**Given task**
Determine which lines of the records include the word "start", and copy them.

**Data extract**
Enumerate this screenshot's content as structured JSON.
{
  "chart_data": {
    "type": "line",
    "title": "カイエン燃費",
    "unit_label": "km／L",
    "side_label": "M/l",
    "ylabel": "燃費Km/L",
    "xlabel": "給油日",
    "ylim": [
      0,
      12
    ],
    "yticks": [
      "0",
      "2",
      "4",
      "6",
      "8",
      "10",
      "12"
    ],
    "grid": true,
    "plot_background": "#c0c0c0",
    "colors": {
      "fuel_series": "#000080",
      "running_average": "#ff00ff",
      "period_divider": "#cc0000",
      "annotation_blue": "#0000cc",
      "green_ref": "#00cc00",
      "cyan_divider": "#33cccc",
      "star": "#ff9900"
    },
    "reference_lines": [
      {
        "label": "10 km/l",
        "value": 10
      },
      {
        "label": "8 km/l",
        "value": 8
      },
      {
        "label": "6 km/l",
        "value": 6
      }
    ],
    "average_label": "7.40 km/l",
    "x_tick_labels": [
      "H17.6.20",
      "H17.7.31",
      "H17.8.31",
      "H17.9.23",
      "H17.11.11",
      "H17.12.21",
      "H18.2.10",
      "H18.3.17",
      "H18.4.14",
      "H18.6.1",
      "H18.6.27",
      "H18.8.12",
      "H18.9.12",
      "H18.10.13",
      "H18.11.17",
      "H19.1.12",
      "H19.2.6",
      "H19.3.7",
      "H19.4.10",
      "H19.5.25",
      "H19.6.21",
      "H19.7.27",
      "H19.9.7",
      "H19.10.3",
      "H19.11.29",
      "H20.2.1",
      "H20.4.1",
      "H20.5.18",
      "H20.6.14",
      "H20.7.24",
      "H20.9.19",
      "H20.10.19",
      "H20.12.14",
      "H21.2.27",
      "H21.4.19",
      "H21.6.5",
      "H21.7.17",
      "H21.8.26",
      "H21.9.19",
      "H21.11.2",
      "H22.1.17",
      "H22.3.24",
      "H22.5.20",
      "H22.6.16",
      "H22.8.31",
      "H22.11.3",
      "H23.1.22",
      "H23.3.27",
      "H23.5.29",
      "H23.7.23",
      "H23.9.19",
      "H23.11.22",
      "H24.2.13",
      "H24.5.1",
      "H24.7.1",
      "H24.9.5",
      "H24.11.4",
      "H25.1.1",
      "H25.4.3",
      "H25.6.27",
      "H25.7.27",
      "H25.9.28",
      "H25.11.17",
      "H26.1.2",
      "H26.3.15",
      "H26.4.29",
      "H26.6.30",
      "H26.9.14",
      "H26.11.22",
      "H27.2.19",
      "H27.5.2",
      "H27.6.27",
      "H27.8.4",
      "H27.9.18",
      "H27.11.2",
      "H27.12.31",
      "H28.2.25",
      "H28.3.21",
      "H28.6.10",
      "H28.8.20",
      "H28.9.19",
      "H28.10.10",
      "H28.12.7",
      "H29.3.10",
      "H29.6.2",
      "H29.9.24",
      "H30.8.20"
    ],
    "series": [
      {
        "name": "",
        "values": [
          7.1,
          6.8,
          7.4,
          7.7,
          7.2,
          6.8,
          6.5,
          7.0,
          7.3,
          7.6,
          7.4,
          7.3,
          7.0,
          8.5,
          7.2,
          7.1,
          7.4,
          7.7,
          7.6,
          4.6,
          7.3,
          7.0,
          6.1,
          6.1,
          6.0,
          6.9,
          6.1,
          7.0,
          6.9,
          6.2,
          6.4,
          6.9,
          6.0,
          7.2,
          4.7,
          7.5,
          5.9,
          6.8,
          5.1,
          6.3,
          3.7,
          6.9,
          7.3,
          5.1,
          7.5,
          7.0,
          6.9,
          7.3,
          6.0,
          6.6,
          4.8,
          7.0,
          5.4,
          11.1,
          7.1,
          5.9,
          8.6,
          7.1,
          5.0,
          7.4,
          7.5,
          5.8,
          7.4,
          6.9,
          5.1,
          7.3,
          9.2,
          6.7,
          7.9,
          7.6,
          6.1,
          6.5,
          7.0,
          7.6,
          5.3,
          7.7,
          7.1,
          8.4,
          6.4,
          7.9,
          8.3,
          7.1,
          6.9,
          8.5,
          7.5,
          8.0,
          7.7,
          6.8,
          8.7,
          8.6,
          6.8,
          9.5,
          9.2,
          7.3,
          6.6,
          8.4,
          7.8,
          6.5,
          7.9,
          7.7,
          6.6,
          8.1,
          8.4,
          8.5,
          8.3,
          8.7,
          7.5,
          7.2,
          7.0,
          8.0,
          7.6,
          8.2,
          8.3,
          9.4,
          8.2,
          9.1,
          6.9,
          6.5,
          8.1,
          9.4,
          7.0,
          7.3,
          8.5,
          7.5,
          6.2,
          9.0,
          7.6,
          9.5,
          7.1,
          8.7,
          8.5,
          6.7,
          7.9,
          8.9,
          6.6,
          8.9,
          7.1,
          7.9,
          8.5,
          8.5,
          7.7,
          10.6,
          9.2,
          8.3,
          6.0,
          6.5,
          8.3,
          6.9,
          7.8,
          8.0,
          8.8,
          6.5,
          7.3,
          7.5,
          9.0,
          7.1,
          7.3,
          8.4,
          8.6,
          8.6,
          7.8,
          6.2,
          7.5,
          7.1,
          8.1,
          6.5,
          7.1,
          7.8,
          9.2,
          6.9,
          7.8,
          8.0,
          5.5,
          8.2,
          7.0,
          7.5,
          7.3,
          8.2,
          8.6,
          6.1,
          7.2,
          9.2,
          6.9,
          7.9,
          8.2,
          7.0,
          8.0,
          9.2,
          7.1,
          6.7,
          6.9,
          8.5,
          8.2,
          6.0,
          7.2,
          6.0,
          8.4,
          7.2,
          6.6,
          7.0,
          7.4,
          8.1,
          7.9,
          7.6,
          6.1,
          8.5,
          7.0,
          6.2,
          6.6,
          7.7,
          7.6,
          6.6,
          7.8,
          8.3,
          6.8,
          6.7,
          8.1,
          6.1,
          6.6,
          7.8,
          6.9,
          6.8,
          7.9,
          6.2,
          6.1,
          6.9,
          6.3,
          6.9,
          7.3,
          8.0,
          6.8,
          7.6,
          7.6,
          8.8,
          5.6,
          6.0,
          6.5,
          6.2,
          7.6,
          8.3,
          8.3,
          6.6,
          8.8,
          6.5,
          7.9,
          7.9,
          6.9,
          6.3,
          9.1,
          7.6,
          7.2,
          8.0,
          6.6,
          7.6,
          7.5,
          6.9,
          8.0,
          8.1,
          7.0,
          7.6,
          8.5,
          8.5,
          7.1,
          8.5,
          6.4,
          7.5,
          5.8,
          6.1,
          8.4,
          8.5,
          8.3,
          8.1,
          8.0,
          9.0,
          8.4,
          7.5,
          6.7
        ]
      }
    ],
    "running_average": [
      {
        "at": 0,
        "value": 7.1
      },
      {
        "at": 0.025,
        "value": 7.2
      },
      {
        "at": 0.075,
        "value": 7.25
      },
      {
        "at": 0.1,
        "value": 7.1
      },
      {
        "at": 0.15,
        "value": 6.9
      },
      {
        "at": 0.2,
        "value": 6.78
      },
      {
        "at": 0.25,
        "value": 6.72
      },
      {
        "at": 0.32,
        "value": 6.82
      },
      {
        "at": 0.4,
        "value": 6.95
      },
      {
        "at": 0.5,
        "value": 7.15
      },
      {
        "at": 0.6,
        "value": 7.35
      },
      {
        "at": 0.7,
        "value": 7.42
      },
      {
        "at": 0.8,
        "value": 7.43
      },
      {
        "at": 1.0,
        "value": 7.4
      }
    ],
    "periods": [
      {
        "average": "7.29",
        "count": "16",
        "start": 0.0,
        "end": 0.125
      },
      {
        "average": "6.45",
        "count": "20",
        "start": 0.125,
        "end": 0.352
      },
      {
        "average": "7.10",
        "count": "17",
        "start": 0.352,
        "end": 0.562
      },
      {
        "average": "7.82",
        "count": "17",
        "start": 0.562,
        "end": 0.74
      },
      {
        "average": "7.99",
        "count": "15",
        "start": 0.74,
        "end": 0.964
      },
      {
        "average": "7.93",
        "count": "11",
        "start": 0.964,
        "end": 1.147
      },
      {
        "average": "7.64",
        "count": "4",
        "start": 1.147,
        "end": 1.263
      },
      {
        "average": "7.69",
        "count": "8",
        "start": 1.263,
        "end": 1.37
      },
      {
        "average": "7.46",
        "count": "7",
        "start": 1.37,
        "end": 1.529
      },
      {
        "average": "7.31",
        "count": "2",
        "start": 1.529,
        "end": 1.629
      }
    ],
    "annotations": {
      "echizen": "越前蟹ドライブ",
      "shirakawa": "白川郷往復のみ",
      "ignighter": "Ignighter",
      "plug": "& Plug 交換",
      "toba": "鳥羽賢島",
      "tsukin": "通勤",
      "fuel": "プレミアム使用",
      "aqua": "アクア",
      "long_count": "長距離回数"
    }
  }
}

**Task result**
        "start": 0.0,
        "start": 0.125,
        "start": 0.352,
        "start": 0.562,
        "start": 0.74,
        "start": 0.964,
        "start": 1.147,
        "start": 1.263,
        "start": 1.37,
        "start": 1.529,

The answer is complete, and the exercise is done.